== EXERCISE OBJECTIVE ==
Using the listing below, extract each line that has the word "this" in it.

((

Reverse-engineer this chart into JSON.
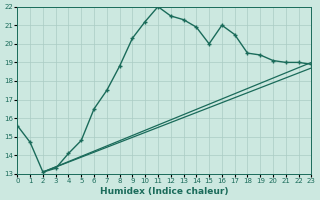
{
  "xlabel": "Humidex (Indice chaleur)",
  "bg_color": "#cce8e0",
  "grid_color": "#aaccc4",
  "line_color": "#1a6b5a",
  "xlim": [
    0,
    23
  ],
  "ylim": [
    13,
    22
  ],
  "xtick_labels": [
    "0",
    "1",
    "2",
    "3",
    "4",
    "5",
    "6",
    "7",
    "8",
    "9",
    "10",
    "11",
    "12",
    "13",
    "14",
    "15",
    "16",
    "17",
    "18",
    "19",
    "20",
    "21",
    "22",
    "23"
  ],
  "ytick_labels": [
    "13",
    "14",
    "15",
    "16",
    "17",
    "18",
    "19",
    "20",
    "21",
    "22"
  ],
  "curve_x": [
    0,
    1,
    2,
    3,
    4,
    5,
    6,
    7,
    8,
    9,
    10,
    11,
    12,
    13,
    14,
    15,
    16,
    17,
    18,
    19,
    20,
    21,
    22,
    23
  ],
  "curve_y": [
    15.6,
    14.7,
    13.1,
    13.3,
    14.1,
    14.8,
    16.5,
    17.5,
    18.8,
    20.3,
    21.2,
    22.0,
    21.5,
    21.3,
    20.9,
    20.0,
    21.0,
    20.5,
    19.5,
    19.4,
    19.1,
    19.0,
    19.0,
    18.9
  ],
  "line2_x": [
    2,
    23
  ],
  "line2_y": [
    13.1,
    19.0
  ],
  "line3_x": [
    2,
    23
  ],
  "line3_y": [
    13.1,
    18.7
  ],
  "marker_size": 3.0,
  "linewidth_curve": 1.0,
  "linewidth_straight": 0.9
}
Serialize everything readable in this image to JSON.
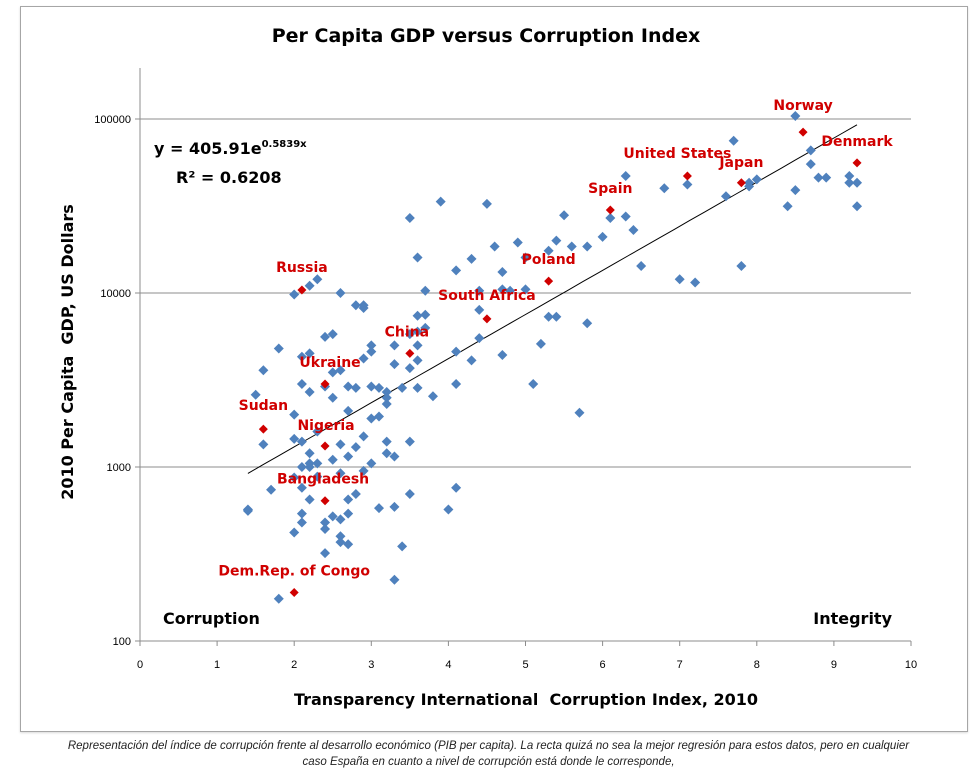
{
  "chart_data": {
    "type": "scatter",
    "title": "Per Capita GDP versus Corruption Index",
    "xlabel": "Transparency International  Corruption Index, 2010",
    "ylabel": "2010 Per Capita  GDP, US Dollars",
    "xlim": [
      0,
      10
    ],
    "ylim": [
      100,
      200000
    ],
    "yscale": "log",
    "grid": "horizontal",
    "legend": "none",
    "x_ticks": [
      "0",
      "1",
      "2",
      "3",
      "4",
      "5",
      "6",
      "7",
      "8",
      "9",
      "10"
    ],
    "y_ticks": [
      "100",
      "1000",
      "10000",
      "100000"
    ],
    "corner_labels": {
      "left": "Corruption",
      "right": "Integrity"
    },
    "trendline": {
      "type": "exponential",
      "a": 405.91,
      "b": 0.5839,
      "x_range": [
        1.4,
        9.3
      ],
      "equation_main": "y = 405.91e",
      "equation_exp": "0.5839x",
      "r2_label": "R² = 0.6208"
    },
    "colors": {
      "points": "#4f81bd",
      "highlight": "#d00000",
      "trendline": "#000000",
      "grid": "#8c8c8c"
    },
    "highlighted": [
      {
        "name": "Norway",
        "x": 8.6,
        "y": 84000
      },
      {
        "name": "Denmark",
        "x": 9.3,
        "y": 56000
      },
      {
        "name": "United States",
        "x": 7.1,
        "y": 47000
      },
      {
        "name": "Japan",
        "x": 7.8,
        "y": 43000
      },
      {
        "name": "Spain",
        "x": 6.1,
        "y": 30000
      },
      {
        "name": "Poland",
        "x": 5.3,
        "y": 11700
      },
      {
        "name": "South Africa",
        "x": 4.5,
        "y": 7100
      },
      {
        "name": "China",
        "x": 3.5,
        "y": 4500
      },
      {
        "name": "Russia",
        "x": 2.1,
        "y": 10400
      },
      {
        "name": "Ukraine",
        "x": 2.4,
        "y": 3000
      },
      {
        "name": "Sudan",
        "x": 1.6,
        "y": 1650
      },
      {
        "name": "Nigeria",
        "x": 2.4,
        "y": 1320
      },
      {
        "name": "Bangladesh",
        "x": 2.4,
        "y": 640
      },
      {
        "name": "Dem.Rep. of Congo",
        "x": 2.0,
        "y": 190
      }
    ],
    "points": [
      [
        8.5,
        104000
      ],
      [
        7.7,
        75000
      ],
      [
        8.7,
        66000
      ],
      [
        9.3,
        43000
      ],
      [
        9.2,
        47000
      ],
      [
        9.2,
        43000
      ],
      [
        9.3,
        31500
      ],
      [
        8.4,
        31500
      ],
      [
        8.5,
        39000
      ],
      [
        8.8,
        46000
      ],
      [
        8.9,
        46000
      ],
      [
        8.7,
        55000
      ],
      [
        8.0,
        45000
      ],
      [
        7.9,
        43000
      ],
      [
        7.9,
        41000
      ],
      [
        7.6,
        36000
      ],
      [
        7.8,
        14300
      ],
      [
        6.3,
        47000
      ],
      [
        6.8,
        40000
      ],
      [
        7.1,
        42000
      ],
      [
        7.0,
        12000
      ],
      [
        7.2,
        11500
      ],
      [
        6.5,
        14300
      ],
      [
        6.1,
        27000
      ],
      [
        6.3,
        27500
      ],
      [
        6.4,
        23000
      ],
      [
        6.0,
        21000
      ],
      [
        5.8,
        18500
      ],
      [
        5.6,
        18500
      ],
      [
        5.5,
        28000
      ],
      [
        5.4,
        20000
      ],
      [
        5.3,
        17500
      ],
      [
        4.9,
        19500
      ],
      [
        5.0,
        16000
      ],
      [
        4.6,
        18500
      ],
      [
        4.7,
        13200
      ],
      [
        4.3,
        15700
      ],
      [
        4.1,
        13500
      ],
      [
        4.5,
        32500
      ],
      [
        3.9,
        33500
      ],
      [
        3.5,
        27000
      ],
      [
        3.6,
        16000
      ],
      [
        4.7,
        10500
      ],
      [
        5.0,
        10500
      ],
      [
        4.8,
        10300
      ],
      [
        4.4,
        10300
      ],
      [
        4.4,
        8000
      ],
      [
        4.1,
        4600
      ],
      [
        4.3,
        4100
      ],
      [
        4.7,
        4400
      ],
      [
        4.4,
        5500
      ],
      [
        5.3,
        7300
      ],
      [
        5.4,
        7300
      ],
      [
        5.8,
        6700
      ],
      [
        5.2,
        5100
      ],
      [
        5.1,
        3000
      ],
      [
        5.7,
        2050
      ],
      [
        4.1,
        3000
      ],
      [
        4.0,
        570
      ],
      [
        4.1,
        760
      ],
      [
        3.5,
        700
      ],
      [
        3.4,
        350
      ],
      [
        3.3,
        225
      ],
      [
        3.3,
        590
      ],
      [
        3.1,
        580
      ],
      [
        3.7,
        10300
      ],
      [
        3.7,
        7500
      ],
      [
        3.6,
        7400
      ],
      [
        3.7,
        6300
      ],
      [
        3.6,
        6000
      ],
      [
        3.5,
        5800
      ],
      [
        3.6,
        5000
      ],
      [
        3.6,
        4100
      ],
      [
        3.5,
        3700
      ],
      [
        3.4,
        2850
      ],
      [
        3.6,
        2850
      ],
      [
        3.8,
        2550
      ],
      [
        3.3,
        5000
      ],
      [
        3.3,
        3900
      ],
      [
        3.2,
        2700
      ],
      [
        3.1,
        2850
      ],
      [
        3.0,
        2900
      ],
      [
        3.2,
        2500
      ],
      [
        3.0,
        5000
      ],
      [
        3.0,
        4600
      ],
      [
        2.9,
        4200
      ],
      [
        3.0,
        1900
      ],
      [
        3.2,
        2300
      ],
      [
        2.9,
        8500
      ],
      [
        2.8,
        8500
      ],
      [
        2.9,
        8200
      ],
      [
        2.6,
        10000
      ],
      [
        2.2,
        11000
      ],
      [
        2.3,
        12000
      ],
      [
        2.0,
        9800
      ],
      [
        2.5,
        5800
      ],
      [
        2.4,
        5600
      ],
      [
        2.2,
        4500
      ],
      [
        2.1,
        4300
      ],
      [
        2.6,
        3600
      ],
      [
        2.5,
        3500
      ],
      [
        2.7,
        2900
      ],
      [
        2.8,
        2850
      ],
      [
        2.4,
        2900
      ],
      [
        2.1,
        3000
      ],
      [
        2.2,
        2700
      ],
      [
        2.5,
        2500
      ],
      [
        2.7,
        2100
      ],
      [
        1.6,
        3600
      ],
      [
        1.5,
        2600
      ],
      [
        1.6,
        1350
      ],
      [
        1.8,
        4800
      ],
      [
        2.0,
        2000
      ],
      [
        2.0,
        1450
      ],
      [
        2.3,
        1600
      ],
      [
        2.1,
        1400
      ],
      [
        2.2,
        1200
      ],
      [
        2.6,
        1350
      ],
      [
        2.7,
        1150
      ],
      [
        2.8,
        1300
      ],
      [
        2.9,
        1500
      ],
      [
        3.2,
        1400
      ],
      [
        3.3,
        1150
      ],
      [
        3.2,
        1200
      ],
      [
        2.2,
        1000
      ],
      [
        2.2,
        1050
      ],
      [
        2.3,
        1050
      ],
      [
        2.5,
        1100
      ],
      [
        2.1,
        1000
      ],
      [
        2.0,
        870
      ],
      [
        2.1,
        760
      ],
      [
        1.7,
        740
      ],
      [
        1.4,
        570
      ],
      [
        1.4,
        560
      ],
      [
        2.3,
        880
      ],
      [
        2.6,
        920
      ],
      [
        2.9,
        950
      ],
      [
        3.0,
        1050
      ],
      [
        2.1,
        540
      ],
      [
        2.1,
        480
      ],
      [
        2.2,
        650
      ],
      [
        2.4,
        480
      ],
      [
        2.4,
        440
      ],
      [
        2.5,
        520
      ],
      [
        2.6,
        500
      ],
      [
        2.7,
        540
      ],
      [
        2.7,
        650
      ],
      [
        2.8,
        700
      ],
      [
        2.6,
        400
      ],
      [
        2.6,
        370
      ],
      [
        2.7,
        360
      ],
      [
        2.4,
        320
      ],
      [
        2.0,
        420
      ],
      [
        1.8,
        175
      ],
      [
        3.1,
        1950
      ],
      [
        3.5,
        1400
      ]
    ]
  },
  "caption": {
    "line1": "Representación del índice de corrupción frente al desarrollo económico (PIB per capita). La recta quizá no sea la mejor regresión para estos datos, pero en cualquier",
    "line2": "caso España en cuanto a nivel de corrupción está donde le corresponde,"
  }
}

))

== FULL ANSWER ==
Reverse-engineer this chart into JSON.
Serialize everything readable in this image to JSON.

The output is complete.